Task details:
Output every line below exactly.

A run of records:
....

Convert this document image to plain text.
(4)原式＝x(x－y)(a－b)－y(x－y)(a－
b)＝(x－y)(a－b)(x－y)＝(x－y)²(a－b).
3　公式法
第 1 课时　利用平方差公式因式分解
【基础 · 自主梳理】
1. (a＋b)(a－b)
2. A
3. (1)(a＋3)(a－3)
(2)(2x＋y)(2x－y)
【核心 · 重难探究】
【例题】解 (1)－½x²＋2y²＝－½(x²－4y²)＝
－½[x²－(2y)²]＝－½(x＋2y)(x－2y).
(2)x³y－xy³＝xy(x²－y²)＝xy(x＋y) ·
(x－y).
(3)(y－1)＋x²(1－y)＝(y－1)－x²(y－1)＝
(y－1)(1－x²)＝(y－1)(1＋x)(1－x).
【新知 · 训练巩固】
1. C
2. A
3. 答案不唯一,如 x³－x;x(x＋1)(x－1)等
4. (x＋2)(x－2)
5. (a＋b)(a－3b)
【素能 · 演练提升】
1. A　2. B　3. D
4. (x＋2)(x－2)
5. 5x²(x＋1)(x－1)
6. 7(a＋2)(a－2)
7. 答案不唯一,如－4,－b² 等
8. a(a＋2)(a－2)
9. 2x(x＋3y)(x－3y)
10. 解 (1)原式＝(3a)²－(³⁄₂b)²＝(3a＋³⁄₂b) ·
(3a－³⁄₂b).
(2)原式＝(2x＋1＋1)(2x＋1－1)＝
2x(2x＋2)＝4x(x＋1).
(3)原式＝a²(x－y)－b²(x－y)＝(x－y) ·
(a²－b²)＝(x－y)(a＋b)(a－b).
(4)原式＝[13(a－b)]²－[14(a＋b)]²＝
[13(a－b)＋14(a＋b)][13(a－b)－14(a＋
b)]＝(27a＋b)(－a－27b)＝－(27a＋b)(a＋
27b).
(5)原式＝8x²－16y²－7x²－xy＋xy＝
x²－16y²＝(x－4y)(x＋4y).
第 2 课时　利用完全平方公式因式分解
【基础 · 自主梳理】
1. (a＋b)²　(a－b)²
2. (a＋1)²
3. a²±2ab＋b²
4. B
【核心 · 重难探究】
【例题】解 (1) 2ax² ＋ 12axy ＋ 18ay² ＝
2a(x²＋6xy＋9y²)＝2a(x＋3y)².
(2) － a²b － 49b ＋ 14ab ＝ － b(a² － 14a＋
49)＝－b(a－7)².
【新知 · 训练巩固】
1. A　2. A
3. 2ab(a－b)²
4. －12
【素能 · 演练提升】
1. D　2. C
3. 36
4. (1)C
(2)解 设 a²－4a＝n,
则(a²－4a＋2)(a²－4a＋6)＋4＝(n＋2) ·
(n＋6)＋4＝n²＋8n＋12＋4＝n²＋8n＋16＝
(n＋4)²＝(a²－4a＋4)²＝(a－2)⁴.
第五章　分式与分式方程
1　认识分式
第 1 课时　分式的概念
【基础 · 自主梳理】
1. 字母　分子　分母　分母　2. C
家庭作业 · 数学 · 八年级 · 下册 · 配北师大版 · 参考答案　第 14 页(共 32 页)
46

....

Completed task:
Convert this document image to plain text.
(4)原式＝x(x－y)(a－b)－y(x－y)(a－
b)＝(x－y)(a－b)(x－y)＝(x－y)²(a－b).
3　公式法
第 1 课时　利用平方差公式因式分解
【基础 · 自主梳理】
1. (a＋b)(a－b)
2. A
3. (1)(a＋3)(a－3)
(2)(2x＋y)(2x－y)
【核心 · 重难探究】
【例题】解 (1)－½x²＋2y²＝－½(x²－4y²)＝
－½[x²－(2y)²]＝－½(x＋2y)(x－2y).
(2)x³y－xy³＝xy(x²－y²)＝xy(x＋y) ·
(x－y).
(3)(y－1)＋x²(1－y)＝(y－1)－x²(y－1)＝
(y－1)(1－x²)＝(y－1)(1＋x)(1－x).
【新知 · 训练巩固】
1. C
2. A
3. 答案不唯一,如 x³－x;x(x＋1)(x－1)等
4. (x＋2)(x－2)
5. (a＋b)(a－3b)
【素能 · 演练提升】
1. A　2. B　3. D
4. (x＋2)(x－2)
5. 5x²(x＋1)(x－1)
6. 7(a＋2)(a－2)
7. 答案不唯一,如－4,－b² 等
8. a(a＋2)(a－2)
9. 2x(x＋3y)(x－3y)
10. 解 (1)原式＝(3a)²－(³⁄₂b)²＝(3a＋³⁄₂b) ·
(3a－³⁄₂b).
(2)原式＝(2x＋1＋1)(2x＋1－1)＝
2x(2x＋2)＝4x(x＋1).
(3)原式＝a²(x－y)－b²(x－y)＝(x－y) ·
(a²－b²)＝(x－y)(a＋b)(a－b).
(4)原式＝[13(a－b)]²－[14(a＋b)]²＝
[13(a－b)＋14(a＋b)][13(a－b)－14(a＋
b)]＝(27a＋b)(－a－27b)＝－(27a＋b)(a＋
27b).
(5)原式＝8x²－16y²－7x²－xy＋xy＝
x²－16y²＝(x－4y)(x＋4y).
第 2 课时　利用完全平方公式因式分解
【基础 · 自主梳理】
1. (a＋b)²　(a－b)²
2. (a＋1)²
3. a²±2ab＋b²
4. B
【核心 · 重难探究】
【例题】解 (1) 2ax² ＋ 12axy ＋ 18ay² ＝
2a(x²＋6xy＋9y²)＝2a(x＋3y)².
(2) － a²b － 49b ＋ 14ab ＝ － b(a² － 14a＋
49)＝－b(a－7)².
【新知 · 训练巩固】
1. A　2. A
3. 2ab(a－b)²
4. －12
【素能 · 演练提升】
1. D　2. C
3. 36
4. (1)C
(2)解 设 a²－4a＝n,
则(a²－4a＋2)(a²－4a＋6)＋4＝(n＋2) ·
(n＋6)＋4＝n²＋8n＋12＋4＝n²＋8n＋16＝
(n＋4)²＝(a²－4a＋4)²＝(a－2)⁴.
第五章　分式与分式方程
1　认识分式
第 1 课时　分式的概念
【基础 · 自主梳理】
1. 字母　分子　分母　分母　2. C
家庭作业 · 数学 · 八年级 · 下册 · 配北师大版 · 参考答案　第 14 页(共 32 页)
46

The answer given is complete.